== Written exercise ==
Single out each line with the word "сада" and copy it.

++++ Records for processing ++++

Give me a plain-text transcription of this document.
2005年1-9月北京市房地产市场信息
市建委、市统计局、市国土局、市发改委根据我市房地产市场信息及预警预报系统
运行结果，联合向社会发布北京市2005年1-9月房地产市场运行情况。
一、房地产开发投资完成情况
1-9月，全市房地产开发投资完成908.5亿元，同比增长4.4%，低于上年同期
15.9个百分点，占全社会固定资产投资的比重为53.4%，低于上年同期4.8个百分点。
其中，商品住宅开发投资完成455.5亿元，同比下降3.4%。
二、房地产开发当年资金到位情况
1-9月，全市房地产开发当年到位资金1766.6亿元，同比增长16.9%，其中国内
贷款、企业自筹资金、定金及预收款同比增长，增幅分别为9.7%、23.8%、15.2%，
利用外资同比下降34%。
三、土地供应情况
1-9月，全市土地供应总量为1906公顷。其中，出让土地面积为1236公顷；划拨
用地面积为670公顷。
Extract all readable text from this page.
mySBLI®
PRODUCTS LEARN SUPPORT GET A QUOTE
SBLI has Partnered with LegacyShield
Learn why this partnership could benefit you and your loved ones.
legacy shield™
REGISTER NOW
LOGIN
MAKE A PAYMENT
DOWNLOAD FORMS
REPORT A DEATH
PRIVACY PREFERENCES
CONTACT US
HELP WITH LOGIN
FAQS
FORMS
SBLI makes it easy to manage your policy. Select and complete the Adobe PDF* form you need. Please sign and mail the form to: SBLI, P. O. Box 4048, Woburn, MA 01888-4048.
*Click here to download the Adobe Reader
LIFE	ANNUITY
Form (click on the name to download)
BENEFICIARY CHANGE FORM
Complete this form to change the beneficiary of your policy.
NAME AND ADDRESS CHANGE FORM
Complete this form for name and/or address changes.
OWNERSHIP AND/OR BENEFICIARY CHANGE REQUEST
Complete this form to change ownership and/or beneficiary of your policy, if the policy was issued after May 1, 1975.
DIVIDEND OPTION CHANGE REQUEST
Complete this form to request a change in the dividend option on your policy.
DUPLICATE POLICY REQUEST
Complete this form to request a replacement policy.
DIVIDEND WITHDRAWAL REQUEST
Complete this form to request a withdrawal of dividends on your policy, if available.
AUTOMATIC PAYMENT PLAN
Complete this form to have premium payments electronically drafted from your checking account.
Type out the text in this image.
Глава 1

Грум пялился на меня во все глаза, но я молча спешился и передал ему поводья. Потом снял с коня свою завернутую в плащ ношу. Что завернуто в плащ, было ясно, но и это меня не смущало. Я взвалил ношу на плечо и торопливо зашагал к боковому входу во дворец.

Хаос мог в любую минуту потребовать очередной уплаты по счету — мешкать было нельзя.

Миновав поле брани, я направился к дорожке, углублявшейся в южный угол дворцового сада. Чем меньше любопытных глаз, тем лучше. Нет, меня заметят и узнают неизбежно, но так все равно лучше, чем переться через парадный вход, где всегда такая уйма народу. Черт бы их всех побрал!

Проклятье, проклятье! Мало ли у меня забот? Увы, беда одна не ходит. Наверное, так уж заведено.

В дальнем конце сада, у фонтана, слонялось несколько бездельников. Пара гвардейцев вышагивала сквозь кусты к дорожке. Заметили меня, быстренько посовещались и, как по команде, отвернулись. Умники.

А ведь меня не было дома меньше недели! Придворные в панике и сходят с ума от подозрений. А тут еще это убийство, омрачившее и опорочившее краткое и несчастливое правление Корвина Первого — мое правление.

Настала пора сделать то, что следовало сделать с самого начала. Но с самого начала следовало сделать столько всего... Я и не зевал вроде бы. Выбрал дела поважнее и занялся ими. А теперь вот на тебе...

++++

== Task answer ==
Миновав поле брани, я направился к дорожке, углублявшейся в южный угол дворцового сада. Чем меньше любопытных глаз, тем лучше. Нет, меня заметят и узнают неизбежно, но так все равно лучше, чем переться через парадный вход, где всегда такая уйма народу. Черт бы их всех побрал!
В дальнем конце сада, у фонтана, слонялось несколько бездельников. Пара гвардейцев вышагивала сквозь кусты к дорожке. Заметили меня, быстренько посовещались и, как по команде, отвернулись. Умники.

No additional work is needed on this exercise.